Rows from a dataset
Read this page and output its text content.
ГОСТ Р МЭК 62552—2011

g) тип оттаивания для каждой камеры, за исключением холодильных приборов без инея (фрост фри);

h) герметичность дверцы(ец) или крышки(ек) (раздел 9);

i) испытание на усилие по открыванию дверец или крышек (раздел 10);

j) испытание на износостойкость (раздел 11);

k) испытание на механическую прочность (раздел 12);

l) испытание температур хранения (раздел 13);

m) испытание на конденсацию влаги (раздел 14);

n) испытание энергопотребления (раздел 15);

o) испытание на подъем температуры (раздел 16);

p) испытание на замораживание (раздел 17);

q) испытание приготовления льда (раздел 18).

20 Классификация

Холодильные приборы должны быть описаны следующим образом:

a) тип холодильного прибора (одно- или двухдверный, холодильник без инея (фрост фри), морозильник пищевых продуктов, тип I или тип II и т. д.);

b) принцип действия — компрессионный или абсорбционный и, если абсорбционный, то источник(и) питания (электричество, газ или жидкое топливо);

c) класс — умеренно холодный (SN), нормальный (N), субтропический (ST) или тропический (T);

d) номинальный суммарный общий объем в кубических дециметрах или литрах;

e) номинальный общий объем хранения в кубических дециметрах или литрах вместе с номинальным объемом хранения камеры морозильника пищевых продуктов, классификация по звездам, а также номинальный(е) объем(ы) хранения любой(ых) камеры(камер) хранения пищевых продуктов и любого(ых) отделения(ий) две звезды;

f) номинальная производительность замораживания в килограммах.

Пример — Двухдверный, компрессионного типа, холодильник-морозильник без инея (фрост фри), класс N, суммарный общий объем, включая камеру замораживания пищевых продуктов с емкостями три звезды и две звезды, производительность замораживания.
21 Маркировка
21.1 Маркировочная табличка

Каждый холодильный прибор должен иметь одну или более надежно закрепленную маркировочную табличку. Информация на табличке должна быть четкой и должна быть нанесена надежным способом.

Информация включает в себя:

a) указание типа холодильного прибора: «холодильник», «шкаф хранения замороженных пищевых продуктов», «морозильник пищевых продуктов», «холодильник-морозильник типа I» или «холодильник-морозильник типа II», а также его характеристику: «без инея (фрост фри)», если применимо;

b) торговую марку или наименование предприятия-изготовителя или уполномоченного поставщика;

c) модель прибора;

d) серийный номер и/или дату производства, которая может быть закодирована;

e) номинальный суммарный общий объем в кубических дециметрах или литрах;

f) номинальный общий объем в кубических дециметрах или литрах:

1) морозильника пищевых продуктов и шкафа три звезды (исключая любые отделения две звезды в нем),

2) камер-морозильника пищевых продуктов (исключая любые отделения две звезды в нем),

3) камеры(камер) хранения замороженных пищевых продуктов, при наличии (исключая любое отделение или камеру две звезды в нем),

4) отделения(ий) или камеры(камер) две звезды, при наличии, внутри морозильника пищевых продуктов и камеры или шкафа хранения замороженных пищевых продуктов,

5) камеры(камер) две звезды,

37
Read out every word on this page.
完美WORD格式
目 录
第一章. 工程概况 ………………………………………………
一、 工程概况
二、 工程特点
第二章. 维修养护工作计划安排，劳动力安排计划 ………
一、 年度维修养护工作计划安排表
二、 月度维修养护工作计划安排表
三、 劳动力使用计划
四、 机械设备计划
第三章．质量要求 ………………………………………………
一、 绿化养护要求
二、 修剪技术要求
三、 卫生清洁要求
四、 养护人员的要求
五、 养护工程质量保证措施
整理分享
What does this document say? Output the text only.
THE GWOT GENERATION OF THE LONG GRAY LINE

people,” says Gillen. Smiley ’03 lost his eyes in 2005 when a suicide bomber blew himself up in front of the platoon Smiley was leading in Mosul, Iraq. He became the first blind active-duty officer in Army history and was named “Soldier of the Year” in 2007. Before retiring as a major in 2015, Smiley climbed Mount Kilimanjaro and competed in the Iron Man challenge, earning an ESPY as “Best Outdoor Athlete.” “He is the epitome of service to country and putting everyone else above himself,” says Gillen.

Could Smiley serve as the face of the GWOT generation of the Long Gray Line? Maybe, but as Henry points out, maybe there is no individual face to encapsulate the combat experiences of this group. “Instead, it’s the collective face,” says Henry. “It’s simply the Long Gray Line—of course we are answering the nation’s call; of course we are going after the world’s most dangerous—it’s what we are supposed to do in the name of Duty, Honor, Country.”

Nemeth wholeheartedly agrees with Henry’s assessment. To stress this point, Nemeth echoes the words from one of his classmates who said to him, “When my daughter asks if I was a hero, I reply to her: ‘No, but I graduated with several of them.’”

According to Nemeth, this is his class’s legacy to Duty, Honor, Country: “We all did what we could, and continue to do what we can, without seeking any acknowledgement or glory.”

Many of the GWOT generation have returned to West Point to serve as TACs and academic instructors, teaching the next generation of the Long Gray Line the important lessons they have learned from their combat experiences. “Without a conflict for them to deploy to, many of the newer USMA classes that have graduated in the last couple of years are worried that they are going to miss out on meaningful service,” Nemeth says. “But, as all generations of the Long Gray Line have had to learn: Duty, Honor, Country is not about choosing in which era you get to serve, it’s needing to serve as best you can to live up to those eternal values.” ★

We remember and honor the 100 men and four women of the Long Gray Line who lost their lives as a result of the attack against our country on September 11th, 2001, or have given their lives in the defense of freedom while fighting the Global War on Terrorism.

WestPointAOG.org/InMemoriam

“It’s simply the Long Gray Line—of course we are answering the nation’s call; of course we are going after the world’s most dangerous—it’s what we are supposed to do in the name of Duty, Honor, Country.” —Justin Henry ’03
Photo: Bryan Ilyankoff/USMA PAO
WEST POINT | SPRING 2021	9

• Instruction:
Your answer should be a single number: how many lines in the data above include "любые"?

• Solved problem:
2